- **What to work on**: Can you recast the listing below as a JSON list of strings, one string per line, with blank lines left out?

####################

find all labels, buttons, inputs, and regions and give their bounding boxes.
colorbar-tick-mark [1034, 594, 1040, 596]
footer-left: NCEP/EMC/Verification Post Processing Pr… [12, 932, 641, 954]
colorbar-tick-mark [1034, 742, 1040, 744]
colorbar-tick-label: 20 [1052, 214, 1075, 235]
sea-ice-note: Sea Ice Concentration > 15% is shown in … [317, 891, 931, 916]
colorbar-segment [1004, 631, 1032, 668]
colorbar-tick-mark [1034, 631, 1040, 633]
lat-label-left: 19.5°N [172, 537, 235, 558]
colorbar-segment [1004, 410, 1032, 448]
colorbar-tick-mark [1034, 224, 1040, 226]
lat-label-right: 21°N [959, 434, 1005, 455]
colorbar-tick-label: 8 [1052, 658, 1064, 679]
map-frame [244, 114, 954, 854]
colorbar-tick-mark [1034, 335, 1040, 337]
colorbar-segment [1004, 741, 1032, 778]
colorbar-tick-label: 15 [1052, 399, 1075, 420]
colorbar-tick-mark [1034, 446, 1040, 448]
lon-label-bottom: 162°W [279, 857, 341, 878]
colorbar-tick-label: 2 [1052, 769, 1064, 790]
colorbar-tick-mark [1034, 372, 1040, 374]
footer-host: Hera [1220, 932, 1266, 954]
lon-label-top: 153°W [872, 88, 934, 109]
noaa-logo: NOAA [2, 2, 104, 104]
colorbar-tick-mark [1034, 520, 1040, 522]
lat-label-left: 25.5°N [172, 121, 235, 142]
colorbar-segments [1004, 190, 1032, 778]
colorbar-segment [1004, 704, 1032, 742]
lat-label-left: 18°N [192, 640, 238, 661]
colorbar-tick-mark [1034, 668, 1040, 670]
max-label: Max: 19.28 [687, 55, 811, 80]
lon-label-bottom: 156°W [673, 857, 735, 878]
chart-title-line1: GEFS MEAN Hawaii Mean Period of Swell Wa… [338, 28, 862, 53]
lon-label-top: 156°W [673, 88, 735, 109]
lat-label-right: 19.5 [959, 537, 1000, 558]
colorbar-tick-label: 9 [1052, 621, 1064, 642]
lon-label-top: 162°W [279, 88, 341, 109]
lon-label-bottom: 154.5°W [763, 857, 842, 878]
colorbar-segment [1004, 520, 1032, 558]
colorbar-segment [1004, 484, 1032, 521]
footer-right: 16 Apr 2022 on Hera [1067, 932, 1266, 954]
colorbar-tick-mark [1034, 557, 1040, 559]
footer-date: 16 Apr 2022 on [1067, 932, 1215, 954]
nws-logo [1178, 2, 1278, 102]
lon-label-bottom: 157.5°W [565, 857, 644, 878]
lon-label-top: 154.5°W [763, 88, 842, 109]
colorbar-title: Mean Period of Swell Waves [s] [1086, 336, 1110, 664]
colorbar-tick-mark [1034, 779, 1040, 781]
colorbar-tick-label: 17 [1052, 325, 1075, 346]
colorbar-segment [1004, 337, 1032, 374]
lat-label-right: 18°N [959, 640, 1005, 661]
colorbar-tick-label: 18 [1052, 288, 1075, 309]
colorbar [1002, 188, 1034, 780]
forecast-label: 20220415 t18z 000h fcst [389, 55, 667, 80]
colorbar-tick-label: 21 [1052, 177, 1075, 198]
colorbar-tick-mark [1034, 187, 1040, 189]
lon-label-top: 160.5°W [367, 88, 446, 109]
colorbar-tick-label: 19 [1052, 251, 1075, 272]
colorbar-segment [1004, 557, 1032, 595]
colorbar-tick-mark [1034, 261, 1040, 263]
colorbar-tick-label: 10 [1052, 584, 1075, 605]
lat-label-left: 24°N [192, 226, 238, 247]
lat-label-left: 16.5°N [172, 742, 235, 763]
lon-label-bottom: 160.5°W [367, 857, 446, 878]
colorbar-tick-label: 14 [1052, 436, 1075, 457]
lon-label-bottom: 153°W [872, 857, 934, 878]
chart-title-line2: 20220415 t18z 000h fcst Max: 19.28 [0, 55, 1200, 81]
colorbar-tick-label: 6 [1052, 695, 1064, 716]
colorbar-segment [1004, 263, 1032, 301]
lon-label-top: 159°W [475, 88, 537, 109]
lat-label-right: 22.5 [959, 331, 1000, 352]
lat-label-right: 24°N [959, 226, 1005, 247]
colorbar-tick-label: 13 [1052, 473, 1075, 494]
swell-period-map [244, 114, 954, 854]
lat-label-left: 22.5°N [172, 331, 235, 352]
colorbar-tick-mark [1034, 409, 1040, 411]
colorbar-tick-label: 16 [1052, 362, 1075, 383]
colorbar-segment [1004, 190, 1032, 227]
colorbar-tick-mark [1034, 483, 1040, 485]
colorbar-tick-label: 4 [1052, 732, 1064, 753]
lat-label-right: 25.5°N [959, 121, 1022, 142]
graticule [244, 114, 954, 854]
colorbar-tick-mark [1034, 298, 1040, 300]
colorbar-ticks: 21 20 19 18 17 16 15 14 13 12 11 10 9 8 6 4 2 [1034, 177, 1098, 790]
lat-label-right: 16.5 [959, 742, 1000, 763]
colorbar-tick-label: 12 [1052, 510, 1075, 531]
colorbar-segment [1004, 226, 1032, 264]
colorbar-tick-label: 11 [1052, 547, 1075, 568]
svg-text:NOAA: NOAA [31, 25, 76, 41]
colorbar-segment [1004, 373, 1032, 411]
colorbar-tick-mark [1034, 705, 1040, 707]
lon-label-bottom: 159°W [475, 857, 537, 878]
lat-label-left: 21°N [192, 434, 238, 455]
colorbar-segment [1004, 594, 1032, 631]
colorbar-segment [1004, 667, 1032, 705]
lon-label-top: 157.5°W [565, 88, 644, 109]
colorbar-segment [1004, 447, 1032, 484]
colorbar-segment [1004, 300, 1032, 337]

####################

- **Result**:
[
  "find all labels, buttons, inputs, and regions and give their bounding boxes.",
  "colorbar-tick-mark [1034, 594, 1040, 596]",
  "footer-left: NCEP/EMC/Verification Post Processing Pr… [12, 932, 641, 954]",
  "colorbar-tick-mark [1034, 742, 1040, 744]",
  "colorbar-tick-label: 20 [1052, 214, 1075, 235]",
  "sea-ice-note: Sea Ice Concentration > 15% is shown in … [317, 891, 931, 916]",
  "colorbar-segment [1004, 631, 1032, 668]",
  "colorbar-tick-mark [1034, 631, 1040, 633]",
  "lat-label-left: 19.5°N [172, 537, 235, 558]",
  "colorbar-segment [1004, 410, 1032, 448]",
  "colorbar-tick-mark [1034, 224, 1040, 226]",
  "lat-label-right: 21°N [959, 434, 1005, 455]",
  "colorbar-tick-label: 8 [1052, 658, 1064, 679]",
  "map-frame [244, 114, 954, 854]",
  "colorbar-tick-mark [1034, 335, 1040, 337]",
  "colorbar-segment [1004, 741, 1032, 778]",
  "colorbar-tick-label: 15 [1052, 399, 1075, 420]",
  "colorbar-tick-mark [1034, 446, 1040, 448]",
  "lon-label-bottom: 162°W [279, 857, 341, 878]",
  "colorbar-tick-label: 2 [1052, 769, 1064, 790]",
  "colorbar-tick-mark [1034, 372, 1040, 374]",
  "footer-host: Hera [1220, 932, 1266, 954]",
  "lon-label-top: 153°W [872, 88, 934, 109]",
  "noaa-logo: NOAA [2, 2, 104, 104]",
  "colorbar-tick-mark [1034, 520, 1040, 522]",
  "lat-label-left: 25.5°N [172, 121, 235, 142]",
  "colorbar-segments [1004, 190, 1032, 778]",
  "colorbar-segment [1004, 704, 1032, 742]",
  "lat-label-left: 18°N [192, 640, 238, 661]",
  "colorbar-tick-mark [1034, 668, 1040, 670]",
  "max-label: Max: 19.28 [687, 55, 811, 80]",
  "lon-label-bottom: 156°W [673, 857, 735, 878]",
  "chart-title-line1: GEFS MEAN Hawaii Mean Period of Swell Wa… [338, 28, 862, 53]",
  "lon-label-top: 156°W [673, 88, 735, 109]",
  "lat-label-right: 19.5 [959, 537, 1000, 558]",
  "colorbar-tick-label: 9 [1052, 621, 1064, 642]",
  "lon-label-top: 162°W [279, 88, 341, 109]",
  "lon-label-bottom: 154.5°W [763, 857, 842, 878]",
  "colorbar-segment [1004, 520, 1032, 558]",
  "colorbar-segment [1004, 484, 1032, 521]",
  "footer-right: 16 Apr 2022 on Hera [1067, 932, 1266, 954]",
  "colorbar-tick-mark [1034, 557, 1040, 559]",
  "footer-date: 16 Apr 2022 on [1067, 932, 1215, 954]",
  "nws-logo [1178, 2, 1278, 102]",
  "lon-label-bottom: 157.5°W [565, 857, 644, 878]",
  "lon-label-top: 154.5°W [763, 88, 842, 109]",
  "colorbar-title: Mean Period of Swell Waves [s] [1086, 336, 1110, 664]",
  "colorbar-tick-mark [1034, 779, 1040, 781]",
  "colorbar-tick-label: 17 [1052, 325, 1075, 346]",
  "colorbar-segment [1004, 337, 1032, 374]",
  "lat-label-right: 18°N [959, 640, 1005, 661]",
  "colorbar-tick-label: 18 [1052, 288, 1075, 309]",
  "colorbar [1002, 188, 1034, 780]",
  "forecast-label: 20220415 t18z 000h fcst [389, 55, 667, 80]",
  "colorbar-tick-label: 21 [1052, 177, 1075, 198]",
  "colorbar-tick-mark [1034, 187, 1040, 189]",
  "lon-label-top: 160.5°W [367, 88, 446, 109]",
  "colorbar-tick-label: 19 [1052, 251, 1075, 272]",
  "colorbar-segment [1004, 557, 1032, 595]",
  "colorbar-tick-mark [1034, 261, 1040, 263]",
  "colorbar-tick-label: 10 [1052, 584, 1075, 605]",
  "lat-label-left: 24°N [192, 226, 238, 247]",
  "lat-label-left: 16.5°N [172, 742, 235, 763]",
  "lon-label-bottom: 160.5°W [367, 857, 446, 878]",
  "colorbar-tick-label: 14 [1052, 436, 1075, 457]",
  "lon-label-bottom: 153°W [872, 857, 934, 878]",
  "chart-title-line2: 20220415 t18z 000h fcst Max: 19.28 [0, 55, 1200, 81]",
  "colorbar-tick-label: 6 [1052, 695, 1064, 716]",
  "colorbar-segment [1004, 263, 1032, 301]",
  "lon-label-top: 159°W [475, 88, 537, 109]",
  "lat-label-right: 22.5 [959, 331, 1000, 352]",
  "lat-label-right: 24°N [959, 226, 1005, 247]",
  "colorbar-tick-label: 13 [1052, 473, 1075, 494]",
  "swell-period-map [244, 114, 954, 854]",
  "lat-label-left: 22.5°N [172, 331, 235, 352]",
  "colorbar-tick-mark [1034, 409, 1040, 411]",
  "colorbar-tick-label: 16 [1052, 362, 1075, 383]",
  "colorbar-segment [1004, 190, 1032, 227]",
  "colorbar-tick-mark [1034, 483, 1040, 485]",
  "colorbar-tick-label: 4 [1052, 732, 1064, 753]",
  "lat-label-right: 25.5°N [959, 121, 1022, 142]",
  "graticule [244, 114, 954, 854]",
  "colorbar-tick-mark [1034, 298, 1040, 300]",
  "colorbar-ticks: 21 20 19 18 17 16 15 14 13 12 11 10 9 8 6 4 2 [1034, 177, 1098, 790]",
  "lat-label-right: 16.5 [959, 742, 1000, 763]",
  "colorbar-tick-label: 12 [1052, 510, 1075, 531]",
  "colorbar-segment [1004, 226, 1032, 264]",
  "colorbar-tick-label: 11 [1052, 547, 1075, 568]",
  "svg-text:NOAA: NOAA [31, 25, 76, 41]",
  "colorbar-segment [1004, 373, 1032, 411]",
  "colorbar-tick-mark [1034, 705, 1040, 707]",
  "lon-label-bottom: 159°W [475, 857, 537, 878]",
  "lat-label-left: 21°N [192, 434, 238, 455]",
  "colorbar-segment [1004, 594, 1032, 631]",
  "colorbar-segment [1004, 667, 1032, 705]",
  "lon-label-top: 157.5°W [565, 88, 644, 109]",
  "colorbar-segment [1004, 447, 1032, 484]",
  "colorbar-segment [1004, 300, 1032, 337]"
]